EXERCISE REQUIREMENTS:
Write out every record in full, exactly as written, please.

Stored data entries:
□ □ □ □ □ □ □
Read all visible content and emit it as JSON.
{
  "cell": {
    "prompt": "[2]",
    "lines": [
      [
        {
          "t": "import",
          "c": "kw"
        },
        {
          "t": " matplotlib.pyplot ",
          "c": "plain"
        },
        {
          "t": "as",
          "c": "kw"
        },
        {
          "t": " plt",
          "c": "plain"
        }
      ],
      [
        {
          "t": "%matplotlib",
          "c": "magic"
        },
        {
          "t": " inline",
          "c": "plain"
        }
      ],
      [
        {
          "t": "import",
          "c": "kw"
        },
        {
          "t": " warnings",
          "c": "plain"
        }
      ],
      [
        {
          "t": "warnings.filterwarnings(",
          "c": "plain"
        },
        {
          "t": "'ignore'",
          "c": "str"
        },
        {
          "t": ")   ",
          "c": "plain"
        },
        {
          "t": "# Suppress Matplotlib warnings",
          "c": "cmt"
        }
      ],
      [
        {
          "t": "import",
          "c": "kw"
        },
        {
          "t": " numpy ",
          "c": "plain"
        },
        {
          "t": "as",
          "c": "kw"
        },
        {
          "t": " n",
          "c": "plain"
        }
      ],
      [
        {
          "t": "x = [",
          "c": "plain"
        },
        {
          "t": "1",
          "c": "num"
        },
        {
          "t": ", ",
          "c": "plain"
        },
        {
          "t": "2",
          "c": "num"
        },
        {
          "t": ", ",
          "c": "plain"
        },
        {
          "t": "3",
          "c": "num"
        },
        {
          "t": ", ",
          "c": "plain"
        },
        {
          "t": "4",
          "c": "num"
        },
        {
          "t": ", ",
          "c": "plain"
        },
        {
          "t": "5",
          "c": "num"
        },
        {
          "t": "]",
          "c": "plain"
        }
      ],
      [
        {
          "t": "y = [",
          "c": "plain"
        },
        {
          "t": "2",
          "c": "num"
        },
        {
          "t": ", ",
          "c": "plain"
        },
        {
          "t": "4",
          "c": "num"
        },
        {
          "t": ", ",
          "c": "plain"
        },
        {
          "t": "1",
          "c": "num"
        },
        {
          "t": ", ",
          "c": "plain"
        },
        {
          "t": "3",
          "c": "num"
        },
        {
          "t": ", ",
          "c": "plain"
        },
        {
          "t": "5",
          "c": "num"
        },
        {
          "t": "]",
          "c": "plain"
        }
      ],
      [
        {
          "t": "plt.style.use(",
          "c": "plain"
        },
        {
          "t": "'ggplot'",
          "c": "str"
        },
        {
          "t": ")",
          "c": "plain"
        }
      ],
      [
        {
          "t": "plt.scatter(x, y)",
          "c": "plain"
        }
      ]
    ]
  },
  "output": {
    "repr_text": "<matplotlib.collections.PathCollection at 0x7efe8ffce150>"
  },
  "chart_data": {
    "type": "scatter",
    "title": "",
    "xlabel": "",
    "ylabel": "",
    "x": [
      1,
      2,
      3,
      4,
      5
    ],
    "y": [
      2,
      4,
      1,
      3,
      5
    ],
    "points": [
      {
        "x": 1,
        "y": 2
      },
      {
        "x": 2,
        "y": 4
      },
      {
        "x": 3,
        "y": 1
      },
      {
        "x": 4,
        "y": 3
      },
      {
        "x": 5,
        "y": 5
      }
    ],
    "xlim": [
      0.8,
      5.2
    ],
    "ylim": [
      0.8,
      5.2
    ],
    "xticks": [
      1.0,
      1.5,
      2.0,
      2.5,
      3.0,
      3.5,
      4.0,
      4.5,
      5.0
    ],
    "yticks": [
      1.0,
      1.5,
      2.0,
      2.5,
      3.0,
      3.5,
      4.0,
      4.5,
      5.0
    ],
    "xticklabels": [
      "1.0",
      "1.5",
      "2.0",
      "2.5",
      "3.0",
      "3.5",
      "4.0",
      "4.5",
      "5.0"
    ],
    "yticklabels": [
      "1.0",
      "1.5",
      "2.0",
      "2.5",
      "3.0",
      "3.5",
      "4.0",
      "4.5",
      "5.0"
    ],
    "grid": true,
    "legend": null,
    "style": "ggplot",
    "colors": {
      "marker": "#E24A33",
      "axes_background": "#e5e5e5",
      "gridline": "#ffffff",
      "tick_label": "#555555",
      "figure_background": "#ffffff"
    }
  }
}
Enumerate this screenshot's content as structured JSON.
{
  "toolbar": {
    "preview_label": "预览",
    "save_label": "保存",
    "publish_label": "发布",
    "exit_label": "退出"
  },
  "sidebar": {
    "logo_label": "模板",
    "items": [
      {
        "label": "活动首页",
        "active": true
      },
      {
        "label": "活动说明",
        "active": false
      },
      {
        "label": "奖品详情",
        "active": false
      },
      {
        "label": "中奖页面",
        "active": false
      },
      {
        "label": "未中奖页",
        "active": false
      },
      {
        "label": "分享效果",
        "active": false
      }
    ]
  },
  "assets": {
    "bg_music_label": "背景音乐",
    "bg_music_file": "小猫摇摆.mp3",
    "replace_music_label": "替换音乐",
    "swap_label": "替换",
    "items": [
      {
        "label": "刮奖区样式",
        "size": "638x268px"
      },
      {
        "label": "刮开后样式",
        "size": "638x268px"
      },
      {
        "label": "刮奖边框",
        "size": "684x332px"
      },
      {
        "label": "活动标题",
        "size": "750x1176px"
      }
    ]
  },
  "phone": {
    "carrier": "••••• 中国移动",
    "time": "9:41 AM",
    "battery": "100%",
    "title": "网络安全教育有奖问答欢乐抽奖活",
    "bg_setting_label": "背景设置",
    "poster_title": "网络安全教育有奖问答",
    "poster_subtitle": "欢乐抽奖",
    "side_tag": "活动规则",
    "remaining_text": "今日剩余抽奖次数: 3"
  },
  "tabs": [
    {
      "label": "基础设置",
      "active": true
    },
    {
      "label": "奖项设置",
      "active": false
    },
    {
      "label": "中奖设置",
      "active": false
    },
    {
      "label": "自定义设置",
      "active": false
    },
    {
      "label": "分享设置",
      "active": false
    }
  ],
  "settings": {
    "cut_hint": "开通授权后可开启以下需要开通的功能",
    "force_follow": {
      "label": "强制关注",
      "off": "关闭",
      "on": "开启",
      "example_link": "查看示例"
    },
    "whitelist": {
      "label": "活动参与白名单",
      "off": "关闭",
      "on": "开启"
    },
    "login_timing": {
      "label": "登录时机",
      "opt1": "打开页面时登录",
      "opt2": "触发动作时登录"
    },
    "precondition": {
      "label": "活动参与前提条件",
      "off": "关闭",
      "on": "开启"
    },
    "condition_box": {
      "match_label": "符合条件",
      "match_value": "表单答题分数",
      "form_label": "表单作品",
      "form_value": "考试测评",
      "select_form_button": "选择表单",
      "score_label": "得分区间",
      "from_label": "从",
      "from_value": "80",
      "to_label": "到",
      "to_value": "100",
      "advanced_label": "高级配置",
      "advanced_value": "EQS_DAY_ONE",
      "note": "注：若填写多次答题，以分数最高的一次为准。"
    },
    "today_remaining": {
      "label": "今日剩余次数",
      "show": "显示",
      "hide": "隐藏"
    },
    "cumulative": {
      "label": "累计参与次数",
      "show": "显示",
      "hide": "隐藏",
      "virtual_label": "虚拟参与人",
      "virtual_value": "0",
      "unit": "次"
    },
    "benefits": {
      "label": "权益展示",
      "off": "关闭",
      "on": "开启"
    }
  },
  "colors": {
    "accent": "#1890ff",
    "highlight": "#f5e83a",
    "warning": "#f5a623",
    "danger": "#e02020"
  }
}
□ □ □ □ □ □ □
COMPLETE RESPONSE:
Read all visible content and emit it as JSON.
{
  "cell": {
    "prompt": "[2]",
    "lines": [
      [
        {
          "t": "import",
          "c": "kw"
        },
        {
          "t": " matplotlib.pyplot ",
          "c": "plain"
        },
        {
          "t": "as",
          "c": "kw"
        },
        {
          "t": " plt",
          "c": "plain"
        }
      ],
      [
        {
          "t": "%matplotlib",
          "c": "magic"
        },
        {
          "t": " inline",
          "c": "plain"
        }
      ],
      [
        {
          "t": "import",
          "c": "kw"
        },
        {
          "t": " warnings",
          "c": "plain"
        }
      ],
      [
        {
          "t": "warnings.filterwarnings(",
          "c": "plain"
        },
        {
          "t": "'ignore'",
          "c": "str"
        },
        {
          "t": ")   ",
          "c": "plain"
        },
        {
          "t": "# Suppress Matplotlib warnings",
          "c": "cmt"
        }
      ],
      [
        {
          "t": "import",
          "c": "kw"
        },
        {
          "t": " numpy ",
          "c": "plain"
        },
        {
          "t": "as",
          "c": "kw"
        },
        {
          "t": " n",
          "c": "plain"
        }
      ],
      [
        {
          "t": "x = [",
          "c": "plain"
        },
        {
          "t": "1",
          "c": "num"
        },
        {
          "t": ", ",
          "c": "plain"
        },
        {
          "t": "2",
          "c": "num"
        },
        {
          "t": ", ",
          "c": "plain"
        },
        {
          "t": "3",
          "c": "num"
        },
        {
          "t": ", ",
          "c": "plain"
        },
        {
          "t": "4",
          "c": "num"
        },
        {
          "t": ", ",
          "c": "plain"
        },
        {
          "t": "5",
          "c": "num"
        },
        {
          "t": "]",
          "c": "plain"
        }
      ],
      [
        {
          "t": "y = [",
          "c": "plain"
        },
        {
          "t": "2",
          "c": "num"
        },
        {
          "t": ", ",
          "c": "plain"
        },
        {
          "t": "4",
          "c": "num"
        },
        {
          "t": ", ",
          "c": "plain"
        },
        {
          "t": "1",
          "c": "num"
        },
        {
          "t": ", ",
          "c": "plain"
        },
        {
          "t": "3",
          "c": "num"
        },
        {
          "t": ", ",
          "c": "plain"
        },
        {
          "t": "5",
          "c": "num"
        },
        {
          "t": "]",
          "c": "plain"
        }
      ],
      [
        {
          "t": "plt.style.use(",
          "c": "plain"
        },
        {
          "t": "'ggplot'",
          "c": "str"
        },
        {
          "t": ")",
          "c": "plain"
        }
      ],
      [
        {
          "t": "plt.scatter(x, y)",
          "c": "plain"
        }
      ]
    ]
  },
  "output": {
    "repr_text": "<matplotlib.collections.PathCollection at 0x7efe8ffce150>"
  },
  "chart_data": {
    "type": "scatter",
    "title": "",
    "xlabel": "",
    "ylabel": "",
    "x": [
      1,
      2,
      3,
      4,
      5
    ],
    "y": [
      2,
      4,
      1,
      3,
      5
    ],
    "points": [
      {
        "x": 1,
        "y": 2
      },
      {
        "x": 2,
        "y": 4
      },
      {
        "x": 3,
        "y": 1
      },
      {
        "x": 4,
        "y": 3
      },
      {
        "x": 5,
        "y": 5
      }
    ],
    "xlim": [
      0.8,
      5.2
    ],
    "ylim": [
      0.8,
      5.2
    ],
    "xticks": [
      1.0,
      1.5,
      2.0,
      2.5,
      3.0,
      3.5,
      4.0,
      4.5,
      5.0
    ],
    "yticks": [
      1.0,
      1.5,
      2.0,
      2.5,
      3.0,
      3.5,
      4.0,
      4.5,
      5.0
    ],
    "xticklabels": [
      "1.0",
      "1.5",
      "2.0",
      "2.5",
      "3.0",
      "3.5",
      "4.0",
      "4.5",
      "5.0"
    ],
    "yticklabels": [
      "1.0",
      "1.5",
      "2.0",
      "2.5",
      "3.0",
      "3.5",
      "4.0",
      "4.5",
      "5.0"
    ],
    "grid": true,
    "legend": null,
    "style": "ggplot",
    "colors": {
      "marker": "#E24A33",
      "axes_background": "#e5e5e5",
      "gridline": "#ffffff",
      "tick_label": "#555555",
      "figure_background": "#ffffff"
    }
  }
}
Enumerate this screenshot's content as structured JSON.
{
  "toolbar": {
    "preview_label": "预览",
    "save_label": "保存",
    "publish_label": "发布",
    "exit_label": "退出"
  },
  "sidebar": {
    "logo_label": "模板",
    "items": [
      {
        "label": "活动首页",
        "active": true
      },
      {
        "label": "活动说明",
        "active": false
      },
      {
        "label": "奖品详情",
        "active": false
      },
      {
        "label": "中奖页面",
        "active": false
      },
      {
        "label": "未中奖页",
        "active": false
      },
      {
        "label": "分享效果",
        "active": false
      }
    ]
  },
  "assets": {
    "bg_music_label": "背景音乐",
    "bg_music_file": "小猫摇摆.mp3",
    "replace_music_label": "替换音乐",
    "swap_label": "替换",
    "items": [
      {
        "label": "刮奖区样式",
        "size": "638x268px"
      },
      {
        "label": "刮开后样式",
        "size": "638x268px"
      },
      {
        "label": "刮奖边框",
        "size": "684x332px"
      },
      {
        "label": "活动标题",
        "size": "750x1176px"
      }
    ]
  },
  "phone": {
    "carrier": "••••• 中国移动",
    "time": "9:41 AM",
    "battery": "100%",
    "title": "网络安全教育有奖问答欢乐抽奖活",
    "bg_setting_label": "背景设置",
    "poster_title": "网络安全教育有奖问答",
    "poster_subtitle": "欢乐抽奖",
    "side_tag": "活动规则",
    "remaining_text": "今日剩余抽奖次数: 3"
  },
  "tabs": [
    {
      "label": "基础设置",
      "active": true
    },
    {
      "label": "奖项设置",
      "active": false
    },
    {
      "label": "中奖设置",
      "active": false
    },
    {
      "label": "自定义设置",
      "active": false
    },
    {
      "label": "分享设置",
      "active": false
    }
  ],
  "settings": {
    "cut_hint": "开通授权后可开启以下需要开通的功能",
    "force_follow": {
      "label": "强制关注",
      "off": "关闭",
      "on": "开启",
      "example_link": "查看示例"
    },
    "whitelist": {
      "label": "活动参与白名单",
      "off": "关闭",
      "on": "开启"
    },
    "login_timing": {
      "label": "登录时机",
      "opt1": "打开页面时登录",
      "opt2": "触发动作时登录"
    },
    "precondition": {
      "label": "活动参与前提条件",
      "off": "关闭",
      "on": "开启"
    },
    "condition_box": {
      "match_label": "符合条件",
      "match_value": "表单答题分数",
      "form_label": "表单作品",
      "form_value": "考试测评",
      "select_form_button": "选择表单",
      "score_label": "得分区间",
      "from_label": "从",
      "from_value": "80",
      "to_label": "到",
      "to_value": "100",
      "advanced_label": "高级配置",
      "advanced_value": "EQS_DAY_ONE",
      "note": "注：若填写多次答题，以分数最高的一次为准。"
    },
    "today_remaining": {
      "label": "今日剩余次数",
      "show": "显示",
      "hide": "隐藏"
    },
    "cumulative": {
      "label": "累计参与次数",
      "show": "显示",
      "hide": "隐藏",
      "virtual_label": "虚拟参与人",
      "virtual_value": "0",
      "unit": "次"
    },
    "benefits": {
      "label": "权益展示",
      "off": "关闭",
      "on": "开启"
    }
  },
  "colors": {
    "accent": "#1890ff",
    "highlight": "#f5e83a",
    "warning": "#f5a623",
    "danger": "#e02020"
  }
}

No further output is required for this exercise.